● Task statement:
Copy out all the lines where "this" shows up.
►
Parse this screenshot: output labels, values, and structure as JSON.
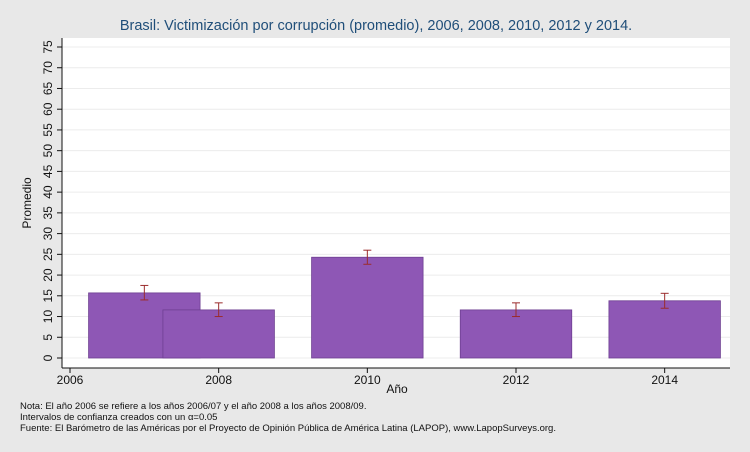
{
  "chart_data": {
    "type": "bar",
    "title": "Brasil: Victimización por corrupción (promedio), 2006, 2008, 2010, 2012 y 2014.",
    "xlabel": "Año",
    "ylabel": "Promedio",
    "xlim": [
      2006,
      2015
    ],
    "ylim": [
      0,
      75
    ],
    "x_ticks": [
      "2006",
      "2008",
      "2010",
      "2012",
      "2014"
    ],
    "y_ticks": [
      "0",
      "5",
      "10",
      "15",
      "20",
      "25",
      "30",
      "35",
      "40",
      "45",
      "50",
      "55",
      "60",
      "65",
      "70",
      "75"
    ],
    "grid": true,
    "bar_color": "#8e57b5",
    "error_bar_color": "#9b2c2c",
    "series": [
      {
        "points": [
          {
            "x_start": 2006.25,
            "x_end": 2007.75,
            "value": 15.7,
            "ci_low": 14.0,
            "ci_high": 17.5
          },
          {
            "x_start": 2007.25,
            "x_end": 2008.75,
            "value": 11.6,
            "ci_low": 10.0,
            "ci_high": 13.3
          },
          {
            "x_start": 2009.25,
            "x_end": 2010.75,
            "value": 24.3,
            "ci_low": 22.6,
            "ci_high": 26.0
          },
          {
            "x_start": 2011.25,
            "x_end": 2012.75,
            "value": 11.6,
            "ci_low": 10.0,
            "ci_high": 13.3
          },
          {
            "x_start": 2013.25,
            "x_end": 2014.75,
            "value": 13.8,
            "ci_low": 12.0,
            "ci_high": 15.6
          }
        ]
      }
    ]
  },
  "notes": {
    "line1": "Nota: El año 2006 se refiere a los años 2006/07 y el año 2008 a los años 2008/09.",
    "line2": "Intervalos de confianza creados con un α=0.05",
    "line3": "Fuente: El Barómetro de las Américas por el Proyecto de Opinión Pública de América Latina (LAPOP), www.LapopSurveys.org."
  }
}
◄
►
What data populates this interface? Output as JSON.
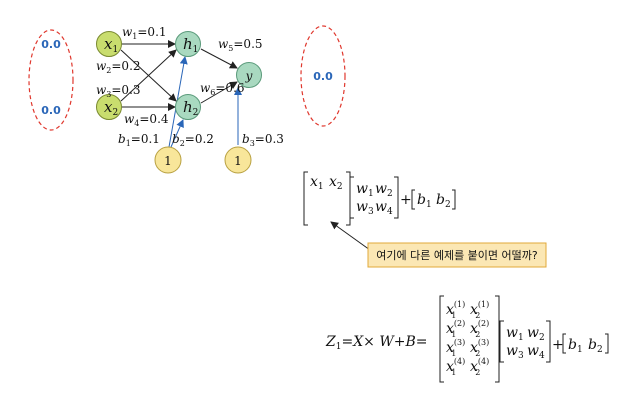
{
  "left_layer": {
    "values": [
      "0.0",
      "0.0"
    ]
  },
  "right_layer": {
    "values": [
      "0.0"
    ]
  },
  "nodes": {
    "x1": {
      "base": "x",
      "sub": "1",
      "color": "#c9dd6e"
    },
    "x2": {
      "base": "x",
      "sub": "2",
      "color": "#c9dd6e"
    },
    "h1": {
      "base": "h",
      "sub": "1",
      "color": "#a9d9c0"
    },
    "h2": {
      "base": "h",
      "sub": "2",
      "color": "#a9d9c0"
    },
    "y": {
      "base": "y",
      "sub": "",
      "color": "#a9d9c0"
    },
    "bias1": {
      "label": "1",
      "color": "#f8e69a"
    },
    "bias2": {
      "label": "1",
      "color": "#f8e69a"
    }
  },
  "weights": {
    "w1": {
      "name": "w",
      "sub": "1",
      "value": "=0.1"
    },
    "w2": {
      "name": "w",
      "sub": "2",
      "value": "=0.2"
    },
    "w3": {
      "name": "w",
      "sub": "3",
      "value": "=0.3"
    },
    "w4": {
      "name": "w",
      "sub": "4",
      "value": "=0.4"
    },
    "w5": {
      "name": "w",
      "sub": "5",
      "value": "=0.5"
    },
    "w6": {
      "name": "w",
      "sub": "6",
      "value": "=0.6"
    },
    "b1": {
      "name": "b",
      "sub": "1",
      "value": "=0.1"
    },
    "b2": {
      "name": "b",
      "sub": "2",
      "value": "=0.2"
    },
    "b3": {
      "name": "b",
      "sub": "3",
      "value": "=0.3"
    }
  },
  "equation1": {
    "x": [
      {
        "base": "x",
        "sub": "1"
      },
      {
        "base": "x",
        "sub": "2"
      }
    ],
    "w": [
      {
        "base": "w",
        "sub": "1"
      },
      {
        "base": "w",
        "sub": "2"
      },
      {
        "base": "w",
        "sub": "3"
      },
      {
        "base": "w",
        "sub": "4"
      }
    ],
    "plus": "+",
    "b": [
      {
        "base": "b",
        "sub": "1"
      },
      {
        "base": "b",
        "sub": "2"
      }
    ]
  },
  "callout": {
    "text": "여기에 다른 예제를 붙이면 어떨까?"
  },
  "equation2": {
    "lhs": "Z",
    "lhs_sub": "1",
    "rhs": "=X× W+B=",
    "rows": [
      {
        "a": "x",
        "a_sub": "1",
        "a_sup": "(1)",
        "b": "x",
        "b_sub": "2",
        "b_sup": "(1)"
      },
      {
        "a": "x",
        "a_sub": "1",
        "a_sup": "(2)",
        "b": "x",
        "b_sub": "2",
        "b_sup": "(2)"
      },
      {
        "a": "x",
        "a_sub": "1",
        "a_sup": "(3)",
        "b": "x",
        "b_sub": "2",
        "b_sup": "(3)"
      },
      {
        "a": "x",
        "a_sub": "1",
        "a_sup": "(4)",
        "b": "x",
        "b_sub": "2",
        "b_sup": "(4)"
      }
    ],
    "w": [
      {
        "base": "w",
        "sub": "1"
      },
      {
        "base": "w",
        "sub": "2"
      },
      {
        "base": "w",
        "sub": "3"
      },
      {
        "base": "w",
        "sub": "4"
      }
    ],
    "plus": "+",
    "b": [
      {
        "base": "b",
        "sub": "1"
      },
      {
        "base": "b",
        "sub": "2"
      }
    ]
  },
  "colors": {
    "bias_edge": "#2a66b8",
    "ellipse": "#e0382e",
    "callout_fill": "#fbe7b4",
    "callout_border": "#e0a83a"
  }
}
◄
►
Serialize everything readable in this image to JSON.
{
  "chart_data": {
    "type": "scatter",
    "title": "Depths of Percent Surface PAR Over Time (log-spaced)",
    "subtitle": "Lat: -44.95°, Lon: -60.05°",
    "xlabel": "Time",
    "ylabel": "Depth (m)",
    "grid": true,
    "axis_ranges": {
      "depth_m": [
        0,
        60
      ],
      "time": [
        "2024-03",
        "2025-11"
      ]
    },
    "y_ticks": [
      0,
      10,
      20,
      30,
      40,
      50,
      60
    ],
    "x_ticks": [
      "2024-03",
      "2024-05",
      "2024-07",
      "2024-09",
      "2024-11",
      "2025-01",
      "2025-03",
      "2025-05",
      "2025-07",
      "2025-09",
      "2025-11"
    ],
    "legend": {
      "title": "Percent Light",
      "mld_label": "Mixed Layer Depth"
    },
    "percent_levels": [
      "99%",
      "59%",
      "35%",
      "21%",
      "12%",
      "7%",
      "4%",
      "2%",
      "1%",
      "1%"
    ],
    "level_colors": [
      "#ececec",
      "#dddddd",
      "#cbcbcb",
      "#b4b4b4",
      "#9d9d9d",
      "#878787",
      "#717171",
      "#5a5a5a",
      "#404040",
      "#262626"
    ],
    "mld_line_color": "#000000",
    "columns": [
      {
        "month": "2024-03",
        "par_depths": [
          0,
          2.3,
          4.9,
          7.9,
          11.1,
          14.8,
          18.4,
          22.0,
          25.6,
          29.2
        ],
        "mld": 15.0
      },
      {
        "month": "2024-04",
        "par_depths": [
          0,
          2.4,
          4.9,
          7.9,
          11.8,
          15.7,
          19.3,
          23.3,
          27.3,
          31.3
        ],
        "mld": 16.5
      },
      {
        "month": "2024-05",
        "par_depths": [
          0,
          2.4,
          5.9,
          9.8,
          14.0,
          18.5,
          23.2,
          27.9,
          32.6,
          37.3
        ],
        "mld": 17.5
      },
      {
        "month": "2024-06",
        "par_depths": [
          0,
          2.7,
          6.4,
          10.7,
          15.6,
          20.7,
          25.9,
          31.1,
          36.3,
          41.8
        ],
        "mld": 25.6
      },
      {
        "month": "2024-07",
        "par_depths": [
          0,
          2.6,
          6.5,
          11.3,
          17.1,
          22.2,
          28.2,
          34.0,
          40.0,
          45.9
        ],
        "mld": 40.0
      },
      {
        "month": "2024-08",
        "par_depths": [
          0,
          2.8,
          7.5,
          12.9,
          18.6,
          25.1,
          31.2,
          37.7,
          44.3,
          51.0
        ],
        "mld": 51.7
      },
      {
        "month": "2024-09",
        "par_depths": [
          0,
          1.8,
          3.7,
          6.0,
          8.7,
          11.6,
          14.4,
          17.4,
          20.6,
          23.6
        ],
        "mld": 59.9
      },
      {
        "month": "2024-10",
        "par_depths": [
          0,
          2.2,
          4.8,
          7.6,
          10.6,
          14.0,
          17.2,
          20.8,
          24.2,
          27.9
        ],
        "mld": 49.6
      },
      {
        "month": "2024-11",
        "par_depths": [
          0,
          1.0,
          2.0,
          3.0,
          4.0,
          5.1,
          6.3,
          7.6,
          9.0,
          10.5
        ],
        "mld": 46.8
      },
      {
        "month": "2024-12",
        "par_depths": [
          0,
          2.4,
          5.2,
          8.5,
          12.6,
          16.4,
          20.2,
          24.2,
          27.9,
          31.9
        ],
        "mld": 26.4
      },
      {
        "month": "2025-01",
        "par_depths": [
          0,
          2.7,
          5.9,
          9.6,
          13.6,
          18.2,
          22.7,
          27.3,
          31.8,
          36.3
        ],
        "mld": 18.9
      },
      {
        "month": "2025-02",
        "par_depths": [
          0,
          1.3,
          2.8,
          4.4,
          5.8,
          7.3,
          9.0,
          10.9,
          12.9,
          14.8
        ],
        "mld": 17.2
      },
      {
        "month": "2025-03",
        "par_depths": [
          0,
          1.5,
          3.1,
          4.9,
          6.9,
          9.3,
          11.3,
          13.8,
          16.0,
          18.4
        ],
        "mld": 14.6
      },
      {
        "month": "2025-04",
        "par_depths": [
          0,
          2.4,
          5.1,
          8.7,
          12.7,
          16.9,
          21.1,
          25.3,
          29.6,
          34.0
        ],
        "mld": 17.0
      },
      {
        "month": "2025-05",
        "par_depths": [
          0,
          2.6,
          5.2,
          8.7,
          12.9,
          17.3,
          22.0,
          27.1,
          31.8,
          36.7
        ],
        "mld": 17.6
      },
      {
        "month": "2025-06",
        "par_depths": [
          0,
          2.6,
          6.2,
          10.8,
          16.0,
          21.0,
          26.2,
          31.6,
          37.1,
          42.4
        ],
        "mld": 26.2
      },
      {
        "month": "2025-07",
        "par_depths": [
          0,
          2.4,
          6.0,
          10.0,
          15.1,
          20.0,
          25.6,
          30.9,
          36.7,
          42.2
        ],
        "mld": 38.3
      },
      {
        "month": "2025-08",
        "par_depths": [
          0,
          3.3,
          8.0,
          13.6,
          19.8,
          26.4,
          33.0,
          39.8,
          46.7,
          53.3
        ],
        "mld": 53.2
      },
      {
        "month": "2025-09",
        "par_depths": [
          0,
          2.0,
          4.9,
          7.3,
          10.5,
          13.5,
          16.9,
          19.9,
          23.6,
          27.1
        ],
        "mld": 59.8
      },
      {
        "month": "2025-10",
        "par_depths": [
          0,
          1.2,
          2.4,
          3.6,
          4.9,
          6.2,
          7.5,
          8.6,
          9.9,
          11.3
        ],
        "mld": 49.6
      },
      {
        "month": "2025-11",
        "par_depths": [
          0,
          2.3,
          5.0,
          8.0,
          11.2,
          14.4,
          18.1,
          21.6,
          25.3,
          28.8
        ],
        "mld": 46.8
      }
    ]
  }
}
◄
● Worked answer:
Parse this screenshot: output labels, values, and structure as JSON.
What data populates this interface? Output as JSON.
Serialize everything readable in this image to JSON.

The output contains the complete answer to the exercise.